-- start Rows --

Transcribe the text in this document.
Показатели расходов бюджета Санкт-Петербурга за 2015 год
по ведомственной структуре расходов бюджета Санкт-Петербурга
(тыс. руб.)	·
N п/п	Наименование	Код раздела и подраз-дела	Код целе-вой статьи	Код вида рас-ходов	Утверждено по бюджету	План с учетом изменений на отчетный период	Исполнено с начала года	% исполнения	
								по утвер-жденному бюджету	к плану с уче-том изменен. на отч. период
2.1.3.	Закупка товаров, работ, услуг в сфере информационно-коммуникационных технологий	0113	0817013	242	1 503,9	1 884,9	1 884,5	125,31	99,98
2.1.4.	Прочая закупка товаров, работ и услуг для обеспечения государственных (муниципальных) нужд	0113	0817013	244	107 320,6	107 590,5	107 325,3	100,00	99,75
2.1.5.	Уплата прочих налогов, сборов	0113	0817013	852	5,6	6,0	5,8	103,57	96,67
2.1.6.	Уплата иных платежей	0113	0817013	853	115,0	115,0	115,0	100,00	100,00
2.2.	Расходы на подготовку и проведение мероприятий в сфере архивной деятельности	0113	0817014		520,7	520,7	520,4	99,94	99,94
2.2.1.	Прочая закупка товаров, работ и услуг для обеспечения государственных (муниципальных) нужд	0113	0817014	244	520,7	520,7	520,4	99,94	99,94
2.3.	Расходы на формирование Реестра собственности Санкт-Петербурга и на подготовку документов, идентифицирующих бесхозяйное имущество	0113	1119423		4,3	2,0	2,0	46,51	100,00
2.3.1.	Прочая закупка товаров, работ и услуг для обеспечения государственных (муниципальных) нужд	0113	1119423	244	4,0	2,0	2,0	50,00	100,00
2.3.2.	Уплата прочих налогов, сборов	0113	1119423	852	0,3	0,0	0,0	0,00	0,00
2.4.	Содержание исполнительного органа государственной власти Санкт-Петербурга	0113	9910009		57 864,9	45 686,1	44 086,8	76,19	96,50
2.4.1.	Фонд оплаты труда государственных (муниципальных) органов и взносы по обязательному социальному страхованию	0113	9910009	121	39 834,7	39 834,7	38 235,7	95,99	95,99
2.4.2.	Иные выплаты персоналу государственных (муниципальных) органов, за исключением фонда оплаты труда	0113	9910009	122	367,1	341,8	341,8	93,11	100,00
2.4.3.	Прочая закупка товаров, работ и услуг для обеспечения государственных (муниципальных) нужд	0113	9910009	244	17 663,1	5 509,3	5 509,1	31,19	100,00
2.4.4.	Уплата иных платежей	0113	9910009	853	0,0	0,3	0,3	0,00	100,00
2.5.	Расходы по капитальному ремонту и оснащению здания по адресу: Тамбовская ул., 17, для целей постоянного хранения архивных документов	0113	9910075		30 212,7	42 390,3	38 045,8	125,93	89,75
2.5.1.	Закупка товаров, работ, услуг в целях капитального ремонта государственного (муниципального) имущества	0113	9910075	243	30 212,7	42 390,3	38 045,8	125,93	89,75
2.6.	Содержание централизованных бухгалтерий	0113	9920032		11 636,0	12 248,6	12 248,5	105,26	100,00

-- end Rows --

What you are asked to do: Return all of the entries exactly as they were supplied.

Finished task:
Transcribe the text in this document.
Показатели расходов бюджета Санкт-Петербурга за 2015 год
по ведомственной структуре расходов бюджета Санкт-Петербурга
(тыс. руб.)	·
N п/п	Наименование	Код раздела и подраз-дела	Код целе-вой статьи	Код вида рас-ходов	Утверждено по бюджету	План с учетом изменений на отчетный период	Исполнено с начала года	% исполнения	
								по утвер-жденному бюджету	к плану с уче-том изменен. на отч. период
2.1.3.	Закупка товаров, работ, услуг в сфере информационно-коммуникационных технологий	0113	0817013	242	1 503,9	1 884,9	1 884,5	125,31	99,98
2.1.4.	Прочая закупка товаров, работ и услуг для обеспечения государственных (муниципальных) нужд	0113	0817013	244	107 320,6	107 590,5	107 325,3	100,00	99,75
2.1.5.	Уплата прочих налогов, сборов	0113	0817013	852	5,6	6,0	5,8	103,57	96,67
2.1.6.	Уплата иных платежей	0113	0817013	853	115,0	115,0	115,0	100,00	100,00
2.2.	Расходы на подготовку и проведение мероприятий в сфере архивной деятельности	0113	0817014		520,7	520,7	520,4	99,94	99,94
2.2.1.	Прочая закупка товаров, работ и услуг для обеспечения государственных (муниципальных) нужд	0113	0817014	244	520,7	520,7	520,4	99,94	99,94
2.3.	Расходы на формирование Реестра собственности Санкт-Петербурга и на подготовку документов, идентифицирующих бесхозяйное имущество	0113	1119423		4,3	2,0	2,0	46,51	100,00
2.3.1.	Прочая закупка товаров, работ и услуг для обеспечения государственных (муниципальных) нужд	0113	1119423	244	4,0	2,0	2,0	50,00	100,00
2.3.2.	Уплата прочих налогов, сборов	0113	1119423	852	0,3	0,0	0,0	0,00	0,00
2.4.	Содержание исполнительного органа государственной власти Санкт-Петербурга	0113	9910009		57 864,9	45 686,1	44 086,8	76,19	96,50
2.4.1.	Фонд оплаты труда государственных (муниципальных) органов и взносы по обязательному социальному страхованию	0113	9910009	121	39 834,7	39 834,7	38 235,7	95,99	95,99
2.4.2.	Иные выплаты персоналу государственных (муниципальных) органов, за исключением фонда оплаты труда	0113	9910009	122	367,1	341,8	341,8	93,11	100,00
2.4.3.	Прочая закупка товаров, работ и услуг для обеспечения государственных (муниципальных) нужд	0113	9910009	244	17 663,1	5 509,3	5 509,1	31,19	100,00
2.4.4.	Уплата иных платежей	0113	9910009	853	0,0	0,3	0,3	0,00	100,00
2.5.	Расходы по капитальному ремонту и оснащению здания по адресу: Тамбовская ул., 17, для целей постоянного хранения архивных документов	0113	9910075		30 212,7	42 390,3	38 045,8	125,93	89,75
2.5.1.	Закупка товаров, работ, услуг в целях капитального ремонта государственного (муниципального) имущества	0113	9910075	243	30 212,7	42 390,3	38 045,8	125,93	89,75
2.6.	Содержание централизованных бухгалтерий	0113	9920032		11 636,0	12 248,6	12 248,5	105,26	100,00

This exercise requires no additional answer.